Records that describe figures
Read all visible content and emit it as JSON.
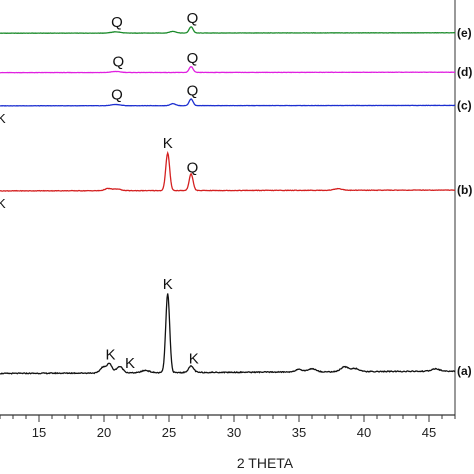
{
  "chart_data": {
    "type": "line",
    "title": "",
    "xlabel": "2 THETA",
    "ylabel": "",
    "xlim": [
      12,
      47
    ],
    "x_ticks": [
      15,
      20,
      25,
      30,
      35,
      40,
      45
    ],
    "grid": false,
    "series": [
      {
        "name": "(e)",
        "color": "#1a8a2a",
        "offset": 0.92,
        "amp": 0.05,
        "baseline": [
          [
            12,
            0.0
          ],
          [
            47,
            0.02
          ]
        ],
        "peaks": [
          [
            20.9,
            0.06,
            0.35
          ],
          [
            25.3,
            0.08,
            0.25
          ],
          [
            26.7,
            0.3,
            0.15
          ]
        ],
        "annotations": [
          {
            "x": 21.0,
            "text": "Q"
          },
          {
            "x": 26.8,
            "text": "Q"
          }
        ]
      },
      {
        "name": "(d)",
        "color": "#e020e0",
        "offset": 0.825,
        "amp": 0.05,
        "baseline": [
          [
            12,
            0.0
          ],
          [
            47,
            0.02
          ]
        ],
        "peaks": [
          [
            20.9,
            0.05,
            0.35
          ],
          [
            26.7,
            0.28,
            0.15
          ]
        ],
        "annotations": [
          {
            "x": 21.1,
            "text": "Q"
          },
          {
            "x": 26.8,
            "text": "Q"
          }
        ]
      },
      {
        "name": "(c)",
        "color": "#1c2fd0",
        "offset": 0.745,
        "amp": 0.05,
        "baseline": [
          [
            12,
            0.0
          ],
          [
            47,
            0.02
          ]
        ],
        "peaks": [
          [
            20.9,
            0.06,
            0.35
          ],
          [
            25.3,
            0.1,
            0.2
          ],
          [
            26.7,
            0.32,
            0.15
          ]
        ],
        "annotations": [
          {
            "x": 21.0,
            "text": "Q"
          },
          {
            "x": 26.8,
            "text": "Q"
          }
        ]
      },
      {
        "name": "(b)",
        "color": "#d42020",
        "offset": 0.54,
        "amp": 0.1,
        "baseline": [
          [
            12,
            0.0
          ],
          [
            47,
            0.02
          ]
        ],
        "peaks": [
          [
            20.3,
            0.05,
            0.25
          ],
          [
            21.0,
            0.04,
            0.3
          ],
          [
            24.9,
            0.9,
            0.15
          ],
          [
            26.7,
            0.4,
            0.15
          ],
          [
            38.0,
            0.04,
            0.3
          ]
        ],
        "annotations": [
          {
            "x": 24.9,
            "text": "K"
          },
          {
            "x": 26.8,
            "text": "Q"
          }
        ]
      },
      {
        "name": "(a)",
        "color": "#111111",
        "offset": 0.1,
        "amp": 0.19,
        "baseline": [
          [
            12,
            0.0
          ],
          [
            47,
            0.03
          ]
        ],
        "peaks": [
          [
            19.9,
            0.07,
            0.2
          ],
          [
            20.4,
            0.12,
            0.2
          ],
          [
            21.2,
            0.08,
            0.25
          ],
          [
            23.2,
            0.03,
            0.3
          ],
          [
            24.9,
            1.0,
            0.15
          ],
          [
            26.7,
            0.08,
            0.2
          ],
          [
            35.0,
            0.03,
            0.3
          ],
          [
            36.0,
            0.04,
            0.3
          ],
          [
            38.5,
            0.06,
            0.3
          ],
          [
            39.3,
            0.04,
            0.3
          ],
          [
            45.5,
            0.03,
            0.3
          ]
        ],
        "annotations": [
          {
            "x": 20.5,
            "text": "K"
          },
          {
            "x": 22.0,
            "text": "K"
          },
          {
            "x": 24.9,
            "text": "K"
          },
          {
            "x": 26.9,
            "text": "K"
          }
        ]
      }
    ],
    "edge_marks": [
      {
        "series": "(c)",
        "text": "K"
      },
      {
        "series": "(b)",
        "text": "K"
      }
    ]
  }
}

→ **Task objective**: Repeat the data above exactly, but not the pictures.

→ **Answer to the exercise**:
Read all visible content and emit it as JSON.
{
  "chart_data": {
    "type": "line",
    "title": "",
    "xlabel": "2 THETA",
    "ylabel": "",
    "xlim": [
      12,
      47
    ],
    "x_ticks": [
      15,
      20,
      25,
      30,
      35,
      40,
      45
    ],
    "grid": false,
    "series": [
      {
        "name": "(e)",
        "color": "#1a8a2a",
        "offset": 0.92,
        "amp": 0.05,
        "baseline": [
          [
            12,
            0.0
          ],
          [
            47,
            0.02
          ]
        ],
        "peaks": [
          [
            20.9,
            0.06,
            0.35
          ],
          [
            25.3,
            0.08,
            0.25
          ],
          [
            26.7,
            0.3,
            0.15
          ]
        ],
        "annotations": [
          {
            "x": 21.0,
            "text": "Q"
          },
          {
            "x": 26.8,
            "text": "Q"
          }
        ]
      },
      {
        "name": "(d)",
        "color": "#e020e0",
        "offset": 0.825,
        "amp": 0.05,
        "baseline": [
          [
            12,
            0.0
          ],
          [
            47,
            0.02
          ]
        ],
        "peaks": [
          [
            20.9,
            0.05,
            0.35
          ],
          [
            26.7,
            0.28,
            0.15
          ]
        ],
        "annotations": [
          {
            "x": 21.1,
            "text": "Q"
          },
          {
            "x": 26.8,
            "text": "Q"
          }
        ]
      },
      {
        "name": "(c)",
        "color": "#1c2fd0",
        "offset": 0.745,
        "amp": 0.05,
        "baseline": [
          [
            12,
            0.0
          ],
          [
            47,
            0.02
          ]
        ],
        "peaks": [
          [
            20.9,
            0.06,
            0.35
          ],
          [
            25.3,
            0.1,
            0.2
          ],
          [
            26.7,
            0.32,
            0.15
          ]
        ],
        "annotations": [
          {
            "x": 21.0,
            "text": "Q"
          },
          {
            "x": 26.8,
            "text": "Q"
          }
        ]
      },
      {
        "name": "(b)",
        "color": "#d42020",
        "offset": 0.54,
        "amp": 0.1,
        "baseline": [
          [
            12,
            0.0
          ],
          [
            47,
            0.02
          ]
        ],
        "peaks": [
          [
            20.3,
            0.05,
            0.25
          ],
          [
            21.0,
            0.04,
            0.3
          ],
          [
            24.9,
            0.9,
            0.15
          ],
          [
            26.7,
            0.4,
            0.15
          ],
          [
            38.0,
            0.04,
            0.3
          ]
        ],
        "annotations": [
          {
            "x": 24.9,
            "text": "K"
          },
          {
            "x": 26.8,
            "text": "Q"
          }
        ]
      },
      {
        "name": "(a)",
        "color": "#111111",
        "offset": 0.1,
        "amp": 0.19,
        "baseline": [
          [
            12,
            0.0
          ],
          [
            47,
            0.03
          ]
        ],
        "peaks": [
          [
            19.9,
            0.07,
            0.2
          ],
          [
            20.4,
            0.12,
            0.2
          ],
          [
            21.2,
            0.08,
            0.25
          ],
          [
            23.2,
            0.03,
            0.3
          ],
          [
            24.9,
            1.0,
            0.15
          ],
          [
            26.7,
            0.08,
            0.2
          ],
          [
            35.0,
            0.03,
            0.3
          ],
          [
            36.0,
            0.04,
            0.3
          ],
          [
            38.5,
            0.06,
            0.3
          ],
          [
            39.3,
            0.04,
            0.3
          ],
          [
            45.5,
            0.03,
            0.3
          ]
        ],
        "annotations": [
          {
            "x": 20.5,
            "text": "K"
          },
          {
            "x": 22.0,
            "text": "K"
          },
          {
            "x": 24.9,
            "text": "K"
          },
          {
            "x": 26.9,
            "text": "K"
          }
        ]
      }
    ],
    "edge_marks": [
      {
        "series": "(c)",
        "text": "K"
      },
      {
        "series": "(b)",
        "text": "K"
      }
    ]
  }
}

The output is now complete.